GIVEN TASK
Print every line of the listing exactly, please.

PROVIDED DATA
----------
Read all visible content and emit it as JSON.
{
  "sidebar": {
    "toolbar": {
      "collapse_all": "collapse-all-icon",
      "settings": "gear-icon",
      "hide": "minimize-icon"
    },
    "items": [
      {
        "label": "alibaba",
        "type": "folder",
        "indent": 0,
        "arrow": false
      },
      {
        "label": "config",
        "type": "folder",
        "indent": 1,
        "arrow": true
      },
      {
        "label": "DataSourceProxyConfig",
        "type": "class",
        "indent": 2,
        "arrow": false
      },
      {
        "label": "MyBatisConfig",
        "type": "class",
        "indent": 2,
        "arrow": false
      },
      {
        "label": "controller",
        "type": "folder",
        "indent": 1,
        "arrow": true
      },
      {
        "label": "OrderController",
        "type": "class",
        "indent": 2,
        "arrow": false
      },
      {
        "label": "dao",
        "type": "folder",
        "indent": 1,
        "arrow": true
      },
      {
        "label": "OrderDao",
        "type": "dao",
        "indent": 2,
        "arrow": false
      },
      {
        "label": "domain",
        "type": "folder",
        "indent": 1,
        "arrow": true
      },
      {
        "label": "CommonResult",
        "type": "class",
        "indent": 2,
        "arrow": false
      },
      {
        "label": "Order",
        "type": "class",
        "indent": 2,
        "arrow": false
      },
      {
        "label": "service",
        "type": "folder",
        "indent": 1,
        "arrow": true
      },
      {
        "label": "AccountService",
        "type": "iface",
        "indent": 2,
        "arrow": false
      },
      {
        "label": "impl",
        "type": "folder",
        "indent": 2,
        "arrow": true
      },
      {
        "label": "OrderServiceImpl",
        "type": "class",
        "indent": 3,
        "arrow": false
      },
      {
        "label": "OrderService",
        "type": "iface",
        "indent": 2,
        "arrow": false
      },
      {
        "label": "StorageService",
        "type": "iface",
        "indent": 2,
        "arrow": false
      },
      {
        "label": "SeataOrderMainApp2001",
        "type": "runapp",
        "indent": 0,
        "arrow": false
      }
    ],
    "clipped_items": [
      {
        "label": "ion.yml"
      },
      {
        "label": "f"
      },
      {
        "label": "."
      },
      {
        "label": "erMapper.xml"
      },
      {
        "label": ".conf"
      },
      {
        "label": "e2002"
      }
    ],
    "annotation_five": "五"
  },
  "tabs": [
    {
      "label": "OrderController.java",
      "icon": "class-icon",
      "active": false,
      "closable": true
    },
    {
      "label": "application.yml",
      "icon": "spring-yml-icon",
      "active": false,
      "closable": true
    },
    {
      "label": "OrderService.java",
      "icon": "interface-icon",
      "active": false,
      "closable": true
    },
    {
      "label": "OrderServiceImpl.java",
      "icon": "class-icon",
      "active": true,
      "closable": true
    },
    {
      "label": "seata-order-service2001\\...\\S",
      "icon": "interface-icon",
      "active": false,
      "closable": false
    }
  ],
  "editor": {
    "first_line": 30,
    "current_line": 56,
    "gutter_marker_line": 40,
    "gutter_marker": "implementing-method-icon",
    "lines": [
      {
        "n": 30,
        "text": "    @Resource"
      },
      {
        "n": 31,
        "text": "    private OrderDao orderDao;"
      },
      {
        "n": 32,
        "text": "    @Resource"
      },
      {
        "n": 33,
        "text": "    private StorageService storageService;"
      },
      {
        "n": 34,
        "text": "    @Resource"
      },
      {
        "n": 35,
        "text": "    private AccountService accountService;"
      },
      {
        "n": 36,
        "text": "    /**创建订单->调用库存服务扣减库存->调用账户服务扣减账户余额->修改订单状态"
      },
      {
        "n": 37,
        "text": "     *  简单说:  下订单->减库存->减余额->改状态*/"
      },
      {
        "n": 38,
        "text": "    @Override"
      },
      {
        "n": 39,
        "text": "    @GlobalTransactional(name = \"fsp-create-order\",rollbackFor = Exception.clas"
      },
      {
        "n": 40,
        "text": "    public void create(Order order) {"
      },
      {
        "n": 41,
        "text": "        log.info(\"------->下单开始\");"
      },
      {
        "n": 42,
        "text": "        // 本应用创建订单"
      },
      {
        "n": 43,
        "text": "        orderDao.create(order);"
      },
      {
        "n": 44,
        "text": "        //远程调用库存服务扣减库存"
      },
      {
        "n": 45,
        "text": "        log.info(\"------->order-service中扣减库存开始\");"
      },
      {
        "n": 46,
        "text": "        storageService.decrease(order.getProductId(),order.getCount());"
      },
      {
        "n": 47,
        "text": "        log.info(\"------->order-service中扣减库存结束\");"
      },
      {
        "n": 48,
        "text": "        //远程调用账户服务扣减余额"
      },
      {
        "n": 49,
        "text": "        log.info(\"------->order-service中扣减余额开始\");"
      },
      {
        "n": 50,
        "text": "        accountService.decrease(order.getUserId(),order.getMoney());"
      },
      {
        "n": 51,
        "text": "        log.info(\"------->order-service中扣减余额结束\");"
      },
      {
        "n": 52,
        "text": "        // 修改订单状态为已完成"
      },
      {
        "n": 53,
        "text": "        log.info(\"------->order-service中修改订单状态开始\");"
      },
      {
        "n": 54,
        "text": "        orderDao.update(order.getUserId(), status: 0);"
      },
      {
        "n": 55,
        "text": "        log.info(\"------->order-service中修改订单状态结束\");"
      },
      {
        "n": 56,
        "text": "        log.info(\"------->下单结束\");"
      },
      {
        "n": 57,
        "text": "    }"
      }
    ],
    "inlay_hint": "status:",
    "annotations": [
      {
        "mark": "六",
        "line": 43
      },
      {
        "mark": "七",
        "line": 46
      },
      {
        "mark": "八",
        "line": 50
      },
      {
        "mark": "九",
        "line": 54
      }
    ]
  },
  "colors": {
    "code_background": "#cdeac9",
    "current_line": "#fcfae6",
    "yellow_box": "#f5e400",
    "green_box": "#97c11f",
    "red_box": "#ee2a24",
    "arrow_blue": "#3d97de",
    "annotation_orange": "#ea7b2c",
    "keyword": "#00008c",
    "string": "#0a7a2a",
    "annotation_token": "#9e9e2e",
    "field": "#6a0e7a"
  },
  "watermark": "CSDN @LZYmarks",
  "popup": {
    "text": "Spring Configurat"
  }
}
----------
ANSWER TO THE PROBLEM
Read all visible content and emit it as JSON.
{
  "sidebar": {
    "toolbar": {
      "collapse_all": "collapse-all-icon",
      "settings": "gear-icon",
      "hide": "minimize-icon"
    },
    "items": [
      {
        "label": "alibaba",
        "type": "folder",
        "indent": 0,
        "arrow": false
      },
      {
        "label": "config",
        "type": "folder",
        "indent": 1,
        "arrow": true
      },
      {
        "label": "DataSourceProxyConfig",
        "type": "class",
        "indent": 2,
        "arrow": false
      },
      {
        "label": "MyBatisConfig",
        "type": "class",
        "indent": 2,
        "arrow": false
      },
      {
        "label": "controller",
        "type": "folder",
        "indent": 1,
        "arrow": true
      },
      {
        "label": "OrderController",
        "type": "class",
        "indent": 2,
        "arrow": false
      },
      {
        "label": "dao",
        "type": "folder",
        "indent": 1,
        "arrow": true
      },
      {
        "label": "OrderDao",
        "type": "dao",
        "indent": 2,
        "arrow": false
      },
      {
        "label": "domain",
        "type": "folder",
        "indent": 1,
        "arrow": true
      },
      {
        "label": "CommonResult",
        "type": "class",
        "indent": 2,
        "arrow": false
      },
      {
        "label": "Order",
        "type": "class",
        "indent": 2,
        "arrow": false
      },
      {
        "label": "service",
        "type": "folder",
        "indent": 1,
        "arrow": true
      },
      {
        "label": "AccountService",
        "type": "iface",
        "indent": 2,
        "arrow": false
      },
      {
        "label": "impl",
        "type": "folder",
        "indent": 2,
        "arrow": true
      },
      {
        "label": "OrderServiceImpl",
        "type": "class",
        "indent": 3,
        "arrow": false
      },
      {
        "label": "OrderService",
        "type": "iface",
        "indent": 2,
        "arrow": false
      },
      {
        "label": "StorageService",
        "type": "iface",
        "indent": 2,
        "arrow": false
      },
      {
        "label": "SeataOrderMainApp2001",
        "type": "runapp",
        "indent": 0,
        "arrow": false
      }
    ],
    "clipped_items": [
      {
        "label": "ion.yml"
      },
      {
        "label": "f"
      },
      {
        "label": "."
      },
      {
        "label": "erMapper.xml"
      },
      {
        "label": ".conf"
      },
      {
        "label": "e2002"
      }
    ],
    "annotation_five": "五"
  },
  "tabs": [
    {
      "label": "OrderController.java",
      "icon": "class-icon",
      "active": false,
      "closable": true
    },
    {
      "label": "application.yml",
      "icon": "spring-yml-icon",
      "active": false,
      "closable": true
    },
    {
      "label": "OrderService.java",
      "icon": "interface-icon",
      "active": false,
      "closable": true
    },
    {
      "label": "OrderServiceImpl.java",
      "icon": "class-icon",
      "active": true,
      "closable": true
    },
    {
      "label": "seata-order-service2001\\...\\S",
      "icon": "interface-icon",
      "active": false,
      "closable": false
    }
  ],
  "editor": {
    "first_line": 30,
    "current_line": 56,
    "gutter_marker_line": 40,
    "gutter_marker": "implementing-method-icon",
    "lines": [
      {
        "n": 30,
        "text": "    @Resource"
      },
      {
        "n": 31,
        "text": "    private OrderDao orderDao;"
      },
      {
        "n": 32,
        "text": "    @Resource"
      },
      {
        "n": 33,
        "text": "    private StorageService storageService;"
      },
      {
        "n": 34,
        "text": "    @Resource"
      },
      {
        "n": 35,
        "text": "    private AccountService accountService;"
      },
      {
        "n": 36,
        "text": "    /**创建订单->调用库存服务扣减库存->调用账户服务扣减账户余额->修改订单状态"
      },
      {
        "n": 37,
        "text": "     *  简单说:  下订单->减库存->减余额->改状态*/"
      },
      {
        "n": 38,
        "text": "    @Override"
      },
      {
        "n": 39,
        "text": "    @GlobalTransactional(name = \"fsp-create-order\",rollbackFor = Exception.clas"
      },
      {
        "n": 40,
        "text": "    public void create(Order order) {"
      },
      {
        "n": 41,
        "text": "        log.info(\"------->下单开始\");"
      },
      {
        "n": 42,
        "text": "        // 本应用创建订单"
      },
      {
        "n": 43,
        "text": "        orderDao.create(order);"
      },
      {
        "n": 44,
        "text": "        //远程调用库存服务扣减库存"
      },
      {
        "n": 45,
        "text": "        log.info(\"------->order-service中扣减库存开始\");"
      },
      {
        "n": 46,
        "text": "        storageService.decrease(order.getProductId(),order.getCount());"
      },
      {
        "n": 47,
        "text": "        log.info(\"------->order-service中扣减库存结束\");"
      },
      {
        "n": 48,
        "text": "        //远程调用账户服务扣减余额"
      },
      {
        "n": 49,
        "text": "        log.info(\"------->order-service中扣减余额开始\");"
      },
      {
        "n": 50,
        "text": "        accountService.decrease(order.getUserId(),order.getMoney());"
      },
      {
        "n": 51,
        "text": "        log.info(\"------->order-service中扣减余额结束\");"
      },
      {
        "n": 52,
        "text": "        // 修改订单状态为已完成"
      },
      {
        "n": 53,
        "text": "        log.info(\"------->order-service中修改订单状态开始\");"
      },
      {
        "n": 54,
        "text": "        orderDao.update(order.getUserId(), status: 0);"
      },
      {
        "n": 55,
        "text": "        log.info(\"------->order-service中修改订单状态结束\");"
      },
      {
        "n": 56,
        "text": "        log.info(\"------->下单结束\");"
      },
      {
        "n": 57,
        "text": "    }"
      }
    ],
    "inlay_hint": "status:",
    "annotations": [
      {
        "mark": "六",
        "line": 43
      },
      {
        "mark": "七",
        "line": 46
      },
      {
        "mark": "八",
        "line": 50
      },
      {
        "mark": "九",
        "line": 54
      }
    ]
  },
  "colors": {
    "code_background": "#cdeac9",
    "current_line": "#fcfae6",
    "yellow_box": "#f5e400",
    "green_box": "#97c11f",
    "red_box": "#ee2a24",
    "arrow_blue": "#3d97de",
    "annotation_orange": "#ea7b2c",
    "keyword": "#00008c",
    "string": "#0a7a2a",
    "annotation_token": "#9e9e2e",
    "field": "#6a0e7a"
  },
  "watermark": "CSDN @LZYmarks",
  "popup": {
    "text": "Spring Configurat"
  }
}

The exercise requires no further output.